● **Exercise**
Write out the records below word for word, please.

● **Provided data**
-- START --

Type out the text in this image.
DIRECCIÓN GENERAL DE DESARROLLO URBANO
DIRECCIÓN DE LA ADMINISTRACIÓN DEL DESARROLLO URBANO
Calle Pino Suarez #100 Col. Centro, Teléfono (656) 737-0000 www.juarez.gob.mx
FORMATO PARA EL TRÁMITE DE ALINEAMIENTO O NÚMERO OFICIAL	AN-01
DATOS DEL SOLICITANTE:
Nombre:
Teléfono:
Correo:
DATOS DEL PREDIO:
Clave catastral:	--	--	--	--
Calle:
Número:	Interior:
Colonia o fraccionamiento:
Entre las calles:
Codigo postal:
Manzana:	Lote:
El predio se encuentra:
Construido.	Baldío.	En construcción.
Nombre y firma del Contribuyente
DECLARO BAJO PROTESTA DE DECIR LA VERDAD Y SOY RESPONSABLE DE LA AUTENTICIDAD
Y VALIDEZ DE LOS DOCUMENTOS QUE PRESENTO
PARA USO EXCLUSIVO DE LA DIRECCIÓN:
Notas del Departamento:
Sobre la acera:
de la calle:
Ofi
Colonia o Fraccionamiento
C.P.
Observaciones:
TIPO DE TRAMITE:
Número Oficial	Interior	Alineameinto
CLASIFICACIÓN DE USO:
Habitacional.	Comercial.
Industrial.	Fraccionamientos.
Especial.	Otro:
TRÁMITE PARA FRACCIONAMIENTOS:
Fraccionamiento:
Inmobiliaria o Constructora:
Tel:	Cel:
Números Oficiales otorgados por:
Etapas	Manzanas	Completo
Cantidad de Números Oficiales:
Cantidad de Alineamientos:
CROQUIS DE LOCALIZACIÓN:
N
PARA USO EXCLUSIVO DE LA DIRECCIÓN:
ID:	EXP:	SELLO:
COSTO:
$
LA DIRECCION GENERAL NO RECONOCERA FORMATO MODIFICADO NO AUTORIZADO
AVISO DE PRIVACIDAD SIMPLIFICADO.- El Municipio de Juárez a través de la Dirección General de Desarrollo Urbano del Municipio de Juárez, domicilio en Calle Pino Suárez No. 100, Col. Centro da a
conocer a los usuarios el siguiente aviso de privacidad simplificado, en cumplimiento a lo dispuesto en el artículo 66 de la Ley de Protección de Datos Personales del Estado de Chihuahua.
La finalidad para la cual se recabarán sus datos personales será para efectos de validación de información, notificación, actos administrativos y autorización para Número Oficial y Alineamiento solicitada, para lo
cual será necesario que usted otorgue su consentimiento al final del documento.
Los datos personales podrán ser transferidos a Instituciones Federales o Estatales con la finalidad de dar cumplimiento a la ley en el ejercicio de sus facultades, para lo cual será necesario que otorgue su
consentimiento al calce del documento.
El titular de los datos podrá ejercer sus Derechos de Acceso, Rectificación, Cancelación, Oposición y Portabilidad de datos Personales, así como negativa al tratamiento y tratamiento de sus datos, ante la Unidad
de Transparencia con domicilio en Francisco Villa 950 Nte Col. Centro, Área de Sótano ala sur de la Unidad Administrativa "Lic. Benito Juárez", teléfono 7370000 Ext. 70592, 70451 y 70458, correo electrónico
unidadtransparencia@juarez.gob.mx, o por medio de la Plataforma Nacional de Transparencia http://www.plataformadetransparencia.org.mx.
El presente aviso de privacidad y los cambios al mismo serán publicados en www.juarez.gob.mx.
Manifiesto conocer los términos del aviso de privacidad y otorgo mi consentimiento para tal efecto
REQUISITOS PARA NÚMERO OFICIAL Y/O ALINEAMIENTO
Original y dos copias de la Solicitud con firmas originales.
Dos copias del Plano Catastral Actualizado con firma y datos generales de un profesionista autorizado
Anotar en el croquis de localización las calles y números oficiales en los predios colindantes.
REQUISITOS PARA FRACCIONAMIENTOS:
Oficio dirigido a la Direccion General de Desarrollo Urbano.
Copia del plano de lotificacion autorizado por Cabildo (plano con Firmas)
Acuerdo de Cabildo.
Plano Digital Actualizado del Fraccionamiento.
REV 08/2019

-- END --

● **Result of this exercise**
Type out the text in this image.
DIRECCIÓN GENERAL DE DESARROLLO URBANO
DIRECCIÓN DE LA ADMINISTRACIÓN DEL DESARROLLO URBANO
Calle Pino Suarez #100 Col. Centro, Teléfono (656) 737-0000 www.juarez.gob.mx
FORMATO PARA EL TRÁMITE DE ALINEAMIENTO O NÚMERO OFICIAL	AN-01
DATOS DEL SOLICITANTE:
Nombre:
Teléfono:
Correo:
DATOS DEL PREDIO:
Clave catastral:	--	--	--	--
Calle:
Número:	Interior:
Colonia o fraccionamiento:
Entre las calles:
Codigo postal:
Manzana:	Lote:
El predio se encuentra:
Construido.	Baldío.	En construcción.
Nombre y firma del Contribuyente
DECLARO BAJO PROTESTA DE DECIR LA VERDAD Y SOY RESPONSABLE DE LA AUTENTICIDAD
Y VALIDEZ DE LOS DOCUMENTOS QUE PRESENTO
PARA USO EXCLUSIVO DE LA DIRECCIÓN:
Notas del Departamento:
Sobre la acera:
de la calle:
Ofi
Colonia o Fraccionamiento
C.P.
Observaciones:
TIPO DE TRAMITE:
Número Oficial	Interior	Alineameinto
CLASIFICACIÓN DE USO:
Habitacional.	Comercial.
Industrial.	Fraccionamientos.
Especial.	Otro:
TRÁMITE PARA FRACCIONAMIENTOS:
Fraccionamiento:
Inmobiliaria o Constructora:
Tel:	Cel:
Números Oficiales otorgados por:
Etapas	Manzanas	Completo
Cantidad de Números Oficiales:
Cantidad de Alineamientos:
CROQUIS DE LOCALIZACIÓN:
N
PARA USO EXCLUSIVO DE LA DIRECCIÓN:
ID:	EXP:	SELLO:
COSTO:
$
LA DIRECCION GENERAL NO RECONOCERA FORMATO MODIFICADO NO AUTORIZADO
AVISO DE PRIVACIDAD SIMPLIFICADO.- El Municipio de Juárez a través de la Dirección General de Desarrollo Urbano del Municipio de Juárez, domicilio en Calle Pino Suárez No. 100, Col. Centro da a
conocer a los usuarios el siguiente aviso de privacidad simplificado, en cumplimiento a lo dispuesto en el artículo 66 de la Ley de Protección de Datos Personales del Estado de Chihuahua.
La finalidad para la cual se recabarán sus datos personales será para efectos de validación de información, notificación, actos administrativos y autorización para Número Oficial y Alineamiento solicitada, para lo
cual será necesario que usted otorgue su consentimiento al final del documento.
Los datos personales podrán ser transferidos a Instituciones Federales o Estatales con la finalidad de dar cumplimiento a la ley en el ejercicio de sus facultades, para lo cual será necesario que otorgue su
consentimiento al calce del documento.
El titular de los datos podrá ejercer sus Derechos de Acceso, Rectificación, Cancelación, Oposición y Portabilidad de datos Personales, así como negativa al tratamiento y tratamiento de sus datos, ante la Unidad
de Transparencia con domicilio en Francisco Villa 950 Nte Col. Centro, Área de Sótano ala sur de la Unidad Administrativa "Lic. Benito Juárez", teléfono 7370000 Ext. 70592, 70451 y 70458, correo electrónico
unidadtransparencia@juarez.gob.mx, o por medio de la Plataforma Nacional de Transparencia http://www.plataformadetransparencia.org.mx.
El presente aviso de privacidad y los cambios al mismo serán publicados en www.juarez.gob.mx.
Manifiesto conocer los términos del aviso de privacidad y otorgo mi consentimiento para tal efecto
REQUISITOS PARA NÚMERO OFICIAL Y/O ALINEAMIENTO
Original y dos copias de la Solicitud con firmas originales.
Dos copias del Plano Catastral Actualizado con firma y datos generales de un profesionista autorizado
Anotar en el croquis de localización las calles y números oficiales en los predios colindantes.
REQUISITOS PARA FRACCIONAMIENTOS:
Oficio dirigido a la Direccion General de Desarrollo Urbano.
Copia del plano de lotificacion autorizado por Cabildo (plano con Firmas)
Acuerdo de Cabildo.
Plano Digital Actualizado del Fraccionamiento.
REV 08/2019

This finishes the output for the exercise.